• [Problem]:
From the entries that follow, pick out all lines holding "sırasında".

• [Dataset excerpts]:
** Begin **

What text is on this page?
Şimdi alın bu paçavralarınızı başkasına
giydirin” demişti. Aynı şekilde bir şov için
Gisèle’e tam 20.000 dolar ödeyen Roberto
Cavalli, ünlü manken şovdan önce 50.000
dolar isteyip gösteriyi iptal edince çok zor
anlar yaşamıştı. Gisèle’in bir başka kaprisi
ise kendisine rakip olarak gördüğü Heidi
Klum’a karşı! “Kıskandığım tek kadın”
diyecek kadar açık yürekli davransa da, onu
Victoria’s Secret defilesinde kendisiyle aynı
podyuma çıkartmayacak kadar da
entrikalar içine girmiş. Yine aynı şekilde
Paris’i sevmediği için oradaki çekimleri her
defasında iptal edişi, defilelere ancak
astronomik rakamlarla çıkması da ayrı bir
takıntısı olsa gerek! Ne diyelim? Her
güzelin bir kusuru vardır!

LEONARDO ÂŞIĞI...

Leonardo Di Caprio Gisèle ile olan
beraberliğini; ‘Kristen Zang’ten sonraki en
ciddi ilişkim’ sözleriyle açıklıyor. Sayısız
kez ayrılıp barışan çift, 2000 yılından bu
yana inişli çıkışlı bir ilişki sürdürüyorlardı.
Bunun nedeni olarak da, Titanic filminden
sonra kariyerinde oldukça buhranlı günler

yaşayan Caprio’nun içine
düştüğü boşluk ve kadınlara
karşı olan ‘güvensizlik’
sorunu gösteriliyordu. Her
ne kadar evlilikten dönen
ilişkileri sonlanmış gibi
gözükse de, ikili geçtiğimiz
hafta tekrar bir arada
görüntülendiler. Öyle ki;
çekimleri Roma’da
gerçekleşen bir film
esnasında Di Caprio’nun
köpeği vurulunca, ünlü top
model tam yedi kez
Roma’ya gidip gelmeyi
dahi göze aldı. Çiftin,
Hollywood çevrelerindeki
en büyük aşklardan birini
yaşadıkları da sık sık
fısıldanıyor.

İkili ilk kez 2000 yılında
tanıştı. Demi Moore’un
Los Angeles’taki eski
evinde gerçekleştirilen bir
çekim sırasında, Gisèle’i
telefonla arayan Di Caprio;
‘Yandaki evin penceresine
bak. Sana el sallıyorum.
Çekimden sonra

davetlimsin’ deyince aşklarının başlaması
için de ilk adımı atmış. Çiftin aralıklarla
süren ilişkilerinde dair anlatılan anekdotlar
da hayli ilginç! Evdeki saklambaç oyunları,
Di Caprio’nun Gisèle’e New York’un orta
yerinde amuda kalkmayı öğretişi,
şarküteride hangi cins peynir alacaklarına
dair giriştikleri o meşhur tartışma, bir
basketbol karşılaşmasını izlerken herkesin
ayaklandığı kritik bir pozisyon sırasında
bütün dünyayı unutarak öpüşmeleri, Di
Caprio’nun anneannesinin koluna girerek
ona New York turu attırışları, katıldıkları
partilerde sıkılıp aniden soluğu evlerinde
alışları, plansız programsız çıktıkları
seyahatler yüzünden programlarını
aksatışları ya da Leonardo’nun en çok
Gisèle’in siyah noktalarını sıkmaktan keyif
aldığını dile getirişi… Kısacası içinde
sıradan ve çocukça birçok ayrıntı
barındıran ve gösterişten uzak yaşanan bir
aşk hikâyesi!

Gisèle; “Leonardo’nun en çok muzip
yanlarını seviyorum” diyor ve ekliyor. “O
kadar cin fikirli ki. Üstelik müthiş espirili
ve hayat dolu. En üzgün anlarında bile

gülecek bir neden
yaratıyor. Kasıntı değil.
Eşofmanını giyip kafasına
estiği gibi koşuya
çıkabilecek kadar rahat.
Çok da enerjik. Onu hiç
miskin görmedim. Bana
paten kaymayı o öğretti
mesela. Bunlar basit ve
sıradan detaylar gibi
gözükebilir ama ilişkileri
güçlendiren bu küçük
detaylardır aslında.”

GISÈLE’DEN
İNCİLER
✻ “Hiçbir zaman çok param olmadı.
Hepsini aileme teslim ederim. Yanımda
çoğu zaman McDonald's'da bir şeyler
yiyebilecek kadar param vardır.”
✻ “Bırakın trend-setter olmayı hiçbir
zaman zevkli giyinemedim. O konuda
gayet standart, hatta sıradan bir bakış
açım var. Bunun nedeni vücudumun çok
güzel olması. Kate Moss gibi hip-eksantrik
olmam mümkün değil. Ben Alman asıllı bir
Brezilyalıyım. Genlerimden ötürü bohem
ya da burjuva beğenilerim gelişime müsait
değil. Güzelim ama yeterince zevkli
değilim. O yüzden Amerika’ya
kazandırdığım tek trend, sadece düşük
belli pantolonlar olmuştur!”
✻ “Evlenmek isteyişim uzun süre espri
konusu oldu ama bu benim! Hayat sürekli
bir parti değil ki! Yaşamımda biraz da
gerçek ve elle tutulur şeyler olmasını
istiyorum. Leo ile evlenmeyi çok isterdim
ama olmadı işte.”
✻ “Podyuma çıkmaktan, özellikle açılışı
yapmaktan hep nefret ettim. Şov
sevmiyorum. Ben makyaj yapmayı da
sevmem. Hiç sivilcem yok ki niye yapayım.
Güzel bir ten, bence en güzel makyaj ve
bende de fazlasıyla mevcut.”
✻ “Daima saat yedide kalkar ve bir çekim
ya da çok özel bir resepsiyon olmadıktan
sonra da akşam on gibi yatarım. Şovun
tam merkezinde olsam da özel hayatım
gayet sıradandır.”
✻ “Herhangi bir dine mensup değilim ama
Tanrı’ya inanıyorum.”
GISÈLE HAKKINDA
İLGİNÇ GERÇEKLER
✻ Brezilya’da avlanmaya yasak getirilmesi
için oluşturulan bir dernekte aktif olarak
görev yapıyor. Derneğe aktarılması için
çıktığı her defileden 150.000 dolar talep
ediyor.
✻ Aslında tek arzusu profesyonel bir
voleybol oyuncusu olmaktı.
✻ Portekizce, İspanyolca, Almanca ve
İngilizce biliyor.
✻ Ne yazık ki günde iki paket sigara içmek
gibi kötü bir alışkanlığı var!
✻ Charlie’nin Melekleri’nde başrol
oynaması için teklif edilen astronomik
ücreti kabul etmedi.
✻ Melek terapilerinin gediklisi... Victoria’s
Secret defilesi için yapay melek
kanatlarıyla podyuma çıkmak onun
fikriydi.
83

** End **

• [Output for this task]:
çekim sırasında, Gisèle’i
ayaklandığı kritik bir pozisyon sırasında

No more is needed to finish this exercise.